### GIVEN EXERCISE
Search the material for "content" and show all lines that contain it.
#### SUPPLIED INFORMATION ####
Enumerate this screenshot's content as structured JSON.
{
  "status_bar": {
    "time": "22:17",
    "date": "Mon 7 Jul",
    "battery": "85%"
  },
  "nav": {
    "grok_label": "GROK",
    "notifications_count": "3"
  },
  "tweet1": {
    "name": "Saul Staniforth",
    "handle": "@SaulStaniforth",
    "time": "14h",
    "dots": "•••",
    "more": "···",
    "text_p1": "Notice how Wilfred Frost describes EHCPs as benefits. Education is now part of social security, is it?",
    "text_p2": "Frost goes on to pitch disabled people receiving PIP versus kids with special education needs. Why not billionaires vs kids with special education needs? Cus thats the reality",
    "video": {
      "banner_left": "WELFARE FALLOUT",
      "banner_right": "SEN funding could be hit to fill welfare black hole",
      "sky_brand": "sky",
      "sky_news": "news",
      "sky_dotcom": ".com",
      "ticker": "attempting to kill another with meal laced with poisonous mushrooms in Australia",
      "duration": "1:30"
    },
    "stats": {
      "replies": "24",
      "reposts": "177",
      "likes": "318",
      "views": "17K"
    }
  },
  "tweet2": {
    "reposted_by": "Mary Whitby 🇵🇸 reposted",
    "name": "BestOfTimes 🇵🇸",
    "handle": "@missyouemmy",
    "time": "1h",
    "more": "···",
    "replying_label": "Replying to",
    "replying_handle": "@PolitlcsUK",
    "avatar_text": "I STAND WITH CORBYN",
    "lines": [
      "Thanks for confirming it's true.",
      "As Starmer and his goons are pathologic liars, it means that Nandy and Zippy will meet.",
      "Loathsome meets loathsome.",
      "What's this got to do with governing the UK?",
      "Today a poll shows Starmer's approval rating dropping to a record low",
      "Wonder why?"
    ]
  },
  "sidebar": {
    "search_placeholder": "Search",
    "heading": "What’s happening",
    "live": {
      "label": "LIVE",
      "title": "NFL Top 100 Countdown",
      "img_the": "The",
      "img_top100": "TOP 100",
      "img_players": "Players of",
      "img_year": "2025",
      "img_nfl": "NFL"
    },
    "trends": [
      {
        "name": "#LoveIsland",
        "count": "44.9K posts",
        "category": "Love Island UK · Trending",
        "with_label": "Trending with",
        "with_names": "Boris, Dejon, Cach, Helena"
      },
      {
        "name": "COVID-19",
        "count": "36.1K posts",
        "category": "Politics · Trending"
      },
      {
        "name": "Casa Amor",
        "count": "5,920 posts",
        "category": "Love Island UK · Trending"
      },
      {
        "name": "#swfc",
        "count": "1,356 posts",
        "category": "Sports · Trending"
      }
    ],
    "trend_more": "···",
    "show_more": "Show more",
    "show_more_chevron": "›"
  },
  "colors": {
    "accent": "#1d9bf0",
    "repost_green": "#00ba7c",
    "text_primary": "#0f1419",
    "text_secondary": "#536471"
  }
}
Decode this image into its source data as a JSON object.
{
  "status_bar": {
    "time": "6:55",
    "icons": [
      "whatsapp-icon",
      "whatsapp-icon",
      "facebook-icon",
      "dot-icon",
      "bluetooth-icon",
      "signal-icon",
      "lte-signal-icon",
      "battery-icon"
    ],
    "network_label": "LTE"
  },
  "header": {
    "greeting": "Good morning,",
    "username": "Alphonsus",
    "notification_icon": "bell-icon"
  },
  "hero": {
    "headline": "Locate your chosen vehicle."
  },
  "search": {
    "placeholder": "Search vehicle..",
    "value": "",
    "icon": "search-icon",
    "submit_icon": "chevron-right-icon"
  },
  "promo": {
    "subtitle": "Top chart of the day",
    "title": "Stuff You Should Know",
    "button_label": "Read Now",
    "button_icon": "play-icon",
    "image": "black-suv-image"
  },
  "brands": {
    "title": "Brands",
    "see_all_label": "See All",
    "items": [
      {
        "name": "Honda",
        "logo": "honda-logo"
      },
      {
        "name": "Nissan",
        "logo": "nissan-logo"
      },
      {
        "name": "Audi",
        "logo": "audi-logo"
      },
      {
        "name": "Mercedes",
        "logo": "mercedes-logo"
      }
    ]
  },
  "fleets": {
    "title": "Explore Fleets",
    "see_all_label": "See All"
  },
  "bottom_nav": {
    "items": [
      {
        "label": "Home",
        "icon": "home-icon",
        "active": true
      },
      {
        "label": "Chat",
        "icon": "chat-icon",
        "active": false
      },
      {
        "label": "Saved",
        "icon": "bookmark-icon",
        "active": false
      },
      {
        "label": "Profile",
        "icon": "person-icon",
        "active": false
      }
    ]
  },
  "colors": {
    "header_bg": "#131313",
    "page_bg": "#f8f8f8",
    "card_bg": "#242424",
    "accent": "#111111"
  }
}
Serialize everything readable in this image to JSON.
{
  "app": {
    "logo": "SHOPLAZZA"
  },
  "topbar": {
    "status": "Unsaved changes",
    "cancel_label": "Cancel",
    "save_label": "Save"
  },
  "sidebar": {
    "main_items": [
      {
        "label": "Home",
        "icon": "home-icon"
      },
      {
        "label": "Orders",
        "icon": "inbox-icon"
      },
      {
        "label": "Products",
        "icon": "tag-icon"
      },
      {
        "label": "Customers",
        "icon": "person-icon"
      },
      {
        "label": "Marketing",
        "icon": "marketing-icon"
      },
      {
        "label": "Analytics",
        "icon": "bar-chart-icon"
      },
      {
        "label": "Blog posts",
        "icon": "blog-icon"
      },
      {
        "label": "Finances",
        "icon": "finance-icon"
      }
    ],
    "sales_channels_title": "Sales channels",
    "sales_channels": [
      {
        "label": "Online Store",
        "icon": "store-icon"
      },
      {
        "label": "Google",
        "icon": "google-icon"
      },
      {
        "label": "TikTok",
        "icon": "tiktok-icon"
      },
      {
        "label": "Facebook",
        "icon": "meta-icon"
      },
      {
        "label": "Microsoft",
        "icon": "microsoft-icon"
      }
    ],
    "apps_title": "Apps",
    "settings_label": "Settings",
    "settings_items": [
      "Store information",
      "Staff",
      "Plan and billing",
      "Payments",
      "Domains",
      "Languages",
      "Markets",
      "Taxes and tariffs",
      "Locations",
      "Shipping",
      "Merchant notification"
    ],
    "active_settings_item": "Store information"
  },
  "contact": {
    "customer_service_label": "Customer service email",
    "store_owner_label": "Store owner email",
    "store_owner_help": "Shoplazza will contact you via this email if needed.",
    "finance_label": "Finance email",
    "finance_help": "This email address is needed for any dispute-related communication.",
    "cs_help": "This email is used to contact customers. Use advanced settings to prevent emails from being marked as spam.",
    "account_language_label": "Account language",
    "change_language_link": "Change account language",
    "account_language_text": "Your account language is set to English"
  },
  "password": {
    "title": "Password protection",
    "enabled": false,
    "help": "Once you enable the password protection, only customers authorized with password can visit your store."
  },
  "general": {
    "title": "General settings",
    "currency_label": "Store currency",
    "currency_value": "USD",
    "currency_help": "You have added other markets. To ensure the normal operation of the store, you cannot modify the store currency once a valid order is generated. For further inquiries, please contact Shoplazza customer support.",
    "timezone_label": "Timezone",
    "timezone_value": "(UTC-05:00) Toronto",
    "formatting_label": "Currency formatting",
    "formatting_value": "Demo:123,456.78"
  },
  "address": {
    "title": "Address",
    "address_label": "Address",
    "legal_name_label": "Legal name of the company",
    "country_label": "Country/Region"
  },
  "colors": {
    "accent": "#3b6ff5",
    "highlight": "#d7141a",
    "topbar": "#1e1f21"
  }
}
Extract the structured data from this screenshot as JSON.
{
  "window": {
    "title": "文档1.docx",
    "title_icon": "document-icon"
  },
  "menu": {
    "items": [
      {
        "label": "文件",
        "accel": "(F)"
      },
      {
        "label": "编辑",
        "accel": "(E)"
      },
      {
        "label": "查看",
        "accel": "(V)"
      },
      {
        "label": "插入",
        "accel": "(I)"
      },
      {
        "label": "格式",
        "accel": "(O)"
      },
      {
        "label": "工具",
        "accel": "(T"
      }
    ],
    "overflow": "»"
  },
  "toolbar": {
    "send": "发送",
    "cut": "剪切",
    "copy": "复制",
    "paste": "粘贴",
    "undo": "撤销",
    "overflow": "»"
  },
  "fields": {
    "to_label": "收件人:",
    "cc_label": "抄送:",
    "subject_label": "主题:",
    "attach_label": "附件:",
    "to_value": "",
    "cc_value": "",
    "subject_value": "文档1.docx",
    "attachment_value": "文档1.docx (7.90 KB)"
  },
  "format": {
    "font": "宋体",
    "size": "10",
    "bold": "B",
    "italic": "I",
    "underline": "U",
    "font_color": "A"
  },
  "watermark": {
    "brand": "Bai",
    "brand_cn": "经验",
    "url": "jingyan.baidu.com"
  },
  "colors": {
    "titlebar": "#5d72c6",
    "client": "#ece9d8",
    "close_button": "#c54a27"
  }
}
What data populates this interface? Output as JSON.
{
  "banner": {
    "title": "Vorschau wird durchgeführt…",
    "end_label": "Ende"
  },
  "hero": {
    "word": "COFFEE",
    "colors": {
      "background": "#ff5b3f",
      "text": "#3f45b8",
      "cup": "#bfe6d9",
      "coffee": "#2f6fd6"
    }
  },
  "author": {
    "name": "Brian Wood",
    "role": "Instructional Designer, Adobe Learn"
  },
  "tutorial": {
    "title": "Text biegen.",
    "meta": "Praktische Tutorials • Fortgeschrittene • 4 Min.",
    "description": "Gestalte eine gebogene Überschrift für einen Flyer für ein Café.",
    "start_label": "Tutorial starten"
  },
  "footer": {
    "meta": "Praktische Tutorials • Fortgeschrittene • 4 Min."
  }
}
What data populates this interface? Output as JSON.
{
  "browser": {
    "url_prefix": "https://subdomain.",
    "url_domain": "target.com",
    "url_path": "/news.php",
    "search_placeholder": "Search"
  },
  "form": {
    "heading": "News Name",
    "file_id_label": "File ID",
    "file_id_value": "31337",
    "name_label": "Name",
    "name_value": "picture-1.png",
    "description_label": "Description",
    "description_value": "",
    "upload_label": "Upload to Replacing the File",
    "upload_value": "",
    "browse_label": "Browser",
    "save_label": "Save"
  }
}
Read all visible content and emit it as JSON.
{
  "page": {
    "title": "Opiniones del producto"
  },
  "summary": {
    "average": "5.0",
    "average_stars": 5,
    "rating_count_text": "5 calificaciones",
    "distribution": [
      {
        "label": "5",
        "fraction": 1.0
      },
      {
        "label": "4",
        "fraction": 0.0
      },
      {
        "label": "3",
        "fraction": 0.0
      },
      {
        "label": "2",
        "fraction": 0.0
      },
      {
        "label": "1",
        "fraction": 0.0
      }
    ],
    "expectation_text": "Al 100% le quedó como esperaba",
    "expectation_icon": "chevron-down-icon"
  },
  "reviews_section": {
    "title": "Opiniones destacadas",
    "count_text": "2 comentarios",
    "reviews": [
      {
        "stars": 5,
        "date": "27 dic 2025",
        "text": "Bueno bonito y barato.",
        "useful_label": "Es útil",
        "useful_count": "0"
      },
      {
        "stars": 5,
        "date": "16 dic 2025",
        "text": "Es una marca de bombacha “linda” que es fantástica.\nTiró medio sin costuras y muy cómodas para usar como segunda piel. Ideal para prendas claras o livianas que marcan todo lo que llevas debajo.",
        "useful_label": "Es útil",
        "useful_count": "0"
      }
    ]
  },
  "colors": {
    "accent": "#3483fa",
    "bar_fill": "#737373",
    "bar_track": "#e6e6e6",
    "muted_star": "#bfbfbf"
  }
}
####
### SOLVED EXERCISE
Enumerate this screenshot's content as structured JSON.
Read all visible content and emit it as JSON.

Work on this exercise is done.